Your goal ▸
Reproduce all the entries exactly.

The records ▸
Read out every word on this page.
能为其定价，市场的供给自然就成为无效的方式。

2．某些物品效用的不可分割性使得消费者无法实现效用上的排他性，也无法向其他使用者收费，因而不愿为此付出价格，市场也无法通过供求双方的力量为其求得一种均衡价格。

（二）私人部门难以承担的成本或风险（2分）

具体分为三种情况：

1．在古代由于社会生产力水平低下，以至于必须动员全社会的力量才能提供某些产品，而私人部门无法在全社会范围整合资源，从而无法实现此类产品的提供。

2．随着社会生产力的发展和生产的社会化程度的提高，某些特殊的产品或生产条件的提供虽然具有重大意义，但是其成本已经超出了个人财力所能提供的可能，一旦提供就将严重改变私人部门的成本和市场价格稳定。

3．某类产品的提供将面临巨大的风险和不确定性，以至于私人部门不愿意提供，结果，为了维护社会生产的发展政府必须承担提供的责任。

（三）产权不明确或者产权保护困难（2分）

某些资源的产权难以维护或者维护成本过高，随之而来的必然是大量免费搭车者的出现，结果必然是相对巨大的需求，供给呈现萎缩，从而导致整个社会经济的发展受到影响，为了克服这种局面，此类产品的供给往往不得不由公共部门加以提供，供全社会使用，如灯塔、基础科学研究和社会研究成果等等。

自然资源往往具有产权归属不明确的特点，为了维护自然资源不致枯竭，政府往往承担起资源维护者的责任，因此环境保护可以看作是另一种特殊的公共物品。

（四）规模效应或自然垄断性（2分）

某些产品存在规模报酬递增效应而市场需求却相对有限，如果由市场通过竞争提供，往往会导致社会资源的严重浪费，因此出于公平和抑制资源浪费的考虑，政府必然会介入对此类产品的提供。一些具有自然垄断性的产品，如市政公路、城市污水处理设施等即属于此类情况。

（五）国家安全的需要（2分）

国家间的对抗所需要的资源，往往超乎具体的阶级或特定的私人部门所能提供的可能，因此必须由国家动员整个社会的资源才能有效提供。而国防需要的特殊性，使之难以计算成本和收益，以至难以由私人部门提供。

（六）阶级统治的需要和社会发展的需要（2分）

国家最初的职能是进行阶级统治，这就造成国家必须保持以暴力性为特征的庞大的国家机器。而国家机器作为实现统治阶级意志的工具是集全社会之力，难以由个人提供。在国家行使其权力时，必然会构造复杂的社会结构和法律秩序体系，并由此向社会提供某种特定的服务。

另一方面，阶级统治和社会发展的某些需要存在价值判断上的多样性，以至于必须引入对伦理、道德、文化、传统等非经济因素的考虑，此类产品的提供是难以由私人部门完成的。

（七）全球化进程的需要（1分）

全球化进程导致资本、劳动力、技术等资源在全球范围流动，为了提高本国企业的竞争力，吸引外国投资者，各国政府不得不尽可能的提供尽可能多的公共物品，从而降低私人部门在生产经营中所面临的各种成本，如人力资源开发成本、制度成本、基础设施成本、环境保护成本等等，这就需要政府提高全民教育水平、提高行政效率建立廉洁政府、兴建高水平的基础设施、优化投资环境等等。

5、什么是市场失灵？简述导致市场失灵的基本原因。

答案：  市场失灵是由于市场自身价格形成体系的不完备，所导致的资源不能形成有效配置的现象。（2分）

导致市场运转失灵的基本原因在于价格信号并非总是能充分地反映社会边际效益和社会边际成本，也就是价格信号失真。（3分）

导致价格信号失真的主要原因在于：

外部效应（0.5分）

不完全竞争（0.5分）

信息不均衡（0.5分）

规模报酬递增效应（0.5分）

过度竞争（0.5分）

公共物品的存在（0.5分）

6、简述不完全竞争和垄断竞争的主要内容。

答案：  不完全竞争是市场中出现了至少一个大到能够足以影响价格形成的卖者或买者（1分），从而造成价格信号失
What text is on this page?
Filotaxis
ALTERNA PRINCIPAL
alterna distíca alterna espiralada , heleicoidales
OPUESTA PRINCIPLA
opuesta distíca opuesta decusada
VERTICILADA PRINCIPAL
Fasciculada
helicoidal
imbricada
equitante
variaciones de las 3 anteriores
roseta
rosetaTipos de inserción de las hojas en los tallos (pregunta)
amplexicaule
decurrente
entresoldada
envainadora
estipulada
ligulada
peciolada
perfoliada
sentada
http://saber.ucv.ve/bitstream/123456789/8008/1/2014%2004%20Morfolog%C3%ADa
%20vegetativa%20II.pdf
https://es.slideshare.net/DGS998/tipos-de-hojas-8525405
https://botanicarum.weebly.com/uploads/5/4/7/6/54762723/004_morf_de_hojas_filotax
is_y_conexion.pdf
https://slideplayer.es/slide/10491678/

Solution for this problem ▸
Read out every word on this page.
能为其定价，市场的供给自然就成为无效的方式。

2．某些物品效用的不可分割性使得消费者无法实现效用上的排他性，也无法向其他使用者收费，因而不愿为此付出价格，市场也无法通过供求双方的力量为其求得一种均衡价格。

（二）私人部门难以承担的成本或风险（2分）

具体分为三种情况：

1．在古代由于社会生产力水平低下，以至于必须动员全社会的力量才能提供某些产品，而私人部门无法在全社会范围整合资源，从而无法实现此类产品的提供。

2．随着社会生产力的发展和生产的社会化程度的提高，某些特殊的产品或生产条件的提供虽然具有重大意义，但是其成本已经超出了个人财力所能提供的可能，一旦提供就将严重改变私人部门的成本和市场价格稳定。

3．某类产品的提供将面临巨大的风险和不确定性，以至于私人部门不愿意提供，结果，为了维护社会生产的发展政府必须承担提供的责任。

（三）产权不明确或者产权保护困难（2分）

某些资源的产权难以维护或者维护成本过高，随之而来的必然是大量免费搭车者的出现，结果必然是相对巨大的需求，供给呈现萎缩，从而导致整个社会经济的发展受到影响，为了克服这种局面，此类产品的供给往往不得不由公共部门加以提供，供全社会使用，如灯塔、基础科学研究和社会研究成果等等。

自然资源往往具有产权归属不明确的特点，为了维护自然资源不致枯竭，政府往往承担起资源维护者的责任，因此环境保护可以看作是另一种特殊的公共物品。

（四）规模效应或自然垄断性（2分）

某些产品存在规模报酬递增效应而市场需求却相对有限，如果由市场通过竞争提供，往往会导致社会资源的严重浪费，因此出于公平和抑制资源浪费的考虑，政府必然会介入对此类产品的提供。一些具有自然垄断性的产品，如市政公路、城市污水处理设施等即属于此类情况。

（五）国家安全的需要（2分）

国家间的对抗所需要的资源，往往超乎具体的阶级或特定的私人部门所能提供的可能，因此必须由国家动员整个社会的资源才能有效提供。而国防需要的特殊性，使之难以计算成本和收益，以至难以由私人部门提供。

（六）阶级统治的需要和社会发展的需要（2分）

国家最初的职能是进行阶级统治，这就造成国家必须保持以暴力性为特征的庞大的国家机器。而国家机器作为实现统治阶级意志的工具是集全社会之力，难以由个人提供。在国家行使其权力时，必然会构造复杂的社会结构和法律秩序体系，并由此向社会提供某种特定的服务。

另一方面，阶级统治和社会发展的某些需要存在价值判断上的多样性，以至于必须引入对伦理、道德、文化、传统等非经济因素的考虑，此类产品的提供是难以由私人部门完成的。

（七）全球化进程的需要（1分）

全球化进程导致资本、劳动力、技术等资源在全球范围流动，为了提高本国企业的竞争力，吸引外国投资者，各国政府不得不尽可能的提供尽可能多的公共物品，从而降低私人部门在生产经营中所面临的各种成本，如人力资源开发成本、制度成本、基础设施成本、环境保护成本等等，这就需要政府提高全民教育水平、提高行政效率建立廉洁政府、兴建高水平的基础设施、优化投资环境等等。

5、什么是市场失灵？简述导致市场失灵的基本原因。

答案：  市场失灵是由于市场自身价格形成体系的不完备，所导致的资源不能形成有效配置的现象。（2分）

导致市场运转失灵的基本原因在于价格信号并非总是能充分地反映社会边际效益和社会边际成本，也就是价格信号失真。（3分）

导致价格信号失真的主要原因在于：

外部效应（0.5分）

不完全竞争（0.5分）

信息不均衡（0.5分）

规模报酬递增效应（0.5分）

过度竞争（0.5分）

公共物品的存在（0.5分）

6、简述不完全竞争和垄断竞争的主要内容。

答案：  不完全竞争是市场中出现了至少一个大到能够足以影响价格形成的卖者或买者（1分），从而造成价格信号失
What text is on this page?
Filotaxis
ALTERNA PRINCIPAL
alterna distíca alterna espiralada , heleicoidales
OPUESTA PRINCIPLA
opuesta distíca opuesta decusada
VERTICILADA PRINCIPAL
Fasciculada
helicoidal
imbricada
equitante
variaciones de las 3 anteriores
roseta
rosetaTipos de inserción de las hojas en los tallos (pregunta)
amplexicaule
decurrente
entresoldada
envainadora
estipulada
ligulada
peciolada
perfoliada
sentada
http://saber.ucv.ve/bitstream/123456789/8008/1/2014%2004%20Morfolog%C3%ADa
%20vegetativa%20II.pdf
https://es.slideshare.net/DGS998/tipos-de-hojas-8525405
https://botanicarum.weebly.com/uploads/5/4/7/6/54762723/004_morf_de_hojas_filotax
is_y_conexion.pdf
https://slideplayer.es/slide/10491678/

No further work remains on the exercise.